## Given task
Quote each line of the material verbatim, without the pictures.

## Items
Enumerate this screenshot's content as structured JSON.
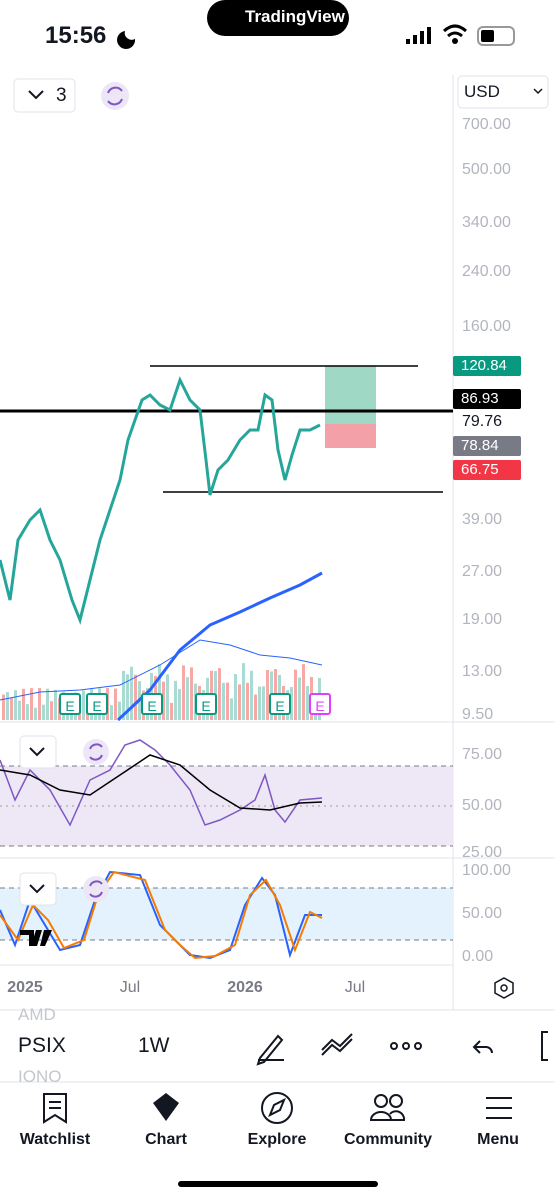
{
  "status_bar": {
    "time": "15:56",
    "app_banner": "TradingView"
  },
  "toolbar": {
    "interval_count": "3",
    "currency": "USD"
  },
  "price_axis": [
    "700.00",
    "500.00",
    "340.00",
    "240.00",
    "160.00",
    "120.84",
    "86.93",
    "79.76",
    "78.84",
    "66.75",
    "39.00",
    "27.00",
    "19.00",
    "13.00",
    "9.50"
  ],
  "earnings_markers": [
    "E",
    "E",
    "E",
    "E",
    "E",
    "E"
  ],
  "rsi_axis": [
    "75.00",
    "50.00",
    "25.00"
  ],
  "stoch_axis": [
    "100.00",
    "50.00",
    "0.00"
  ],
  "time_axis": [
    "2025",
    "Jul",
    "2026",
    "Jul"
  ],
  "symbol_bar": {
    "symbol": "PSIX",
    "interval": "1W",
    "above": "AMD",
    "below": "IONO"
  },
  "nav": [
    "Watchlist",
    "Chart",
    "Explore",
    "Community",
    "Menu"
  ]
}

## Full answer
Enumerate this screenshot's content as structured JSON.
{
  "status_bar": {
    "time": "15:56",
    "app_banner": "TradingView"
  },
  "toolbar": {
    "interval_count": "3",
    "currency": "USD"
  },
  "price_axis": [
    "700.00",
    "500.00",
    "340.00",
    "240.00",
    "160.00",
    "120.84",
    "86.93",
    "79.76",
    "78.84",
    "66.75",
    "39.00",
    "27.00",
    "19.00",
    "13.00",
    "9.50"
  ],
  "earnings_markers": [
    "E",
    "E",
    "E",
    "E",
    "E",
    "E"
  ],
  "rsi_axis": [
    "75.00",
    "50.00",
    "25.00"
  ],
  "stoch_axis": [
    "100.00",
    "50.00",
    "0.00"
  ],
  "time_axis": [
    "2025",
    "Jul",
    "2026",
    "Jul"
  ],
  "symbol_bar": {
    "symbol": "PSIX",
    "interval": "1W",
    "above": "AMD",
    "below": "IONO"
  },
  "nav": [
    "Watchlist",
    "Chart",
    "Explore",
    "Community",
    "Menu"
  ]
}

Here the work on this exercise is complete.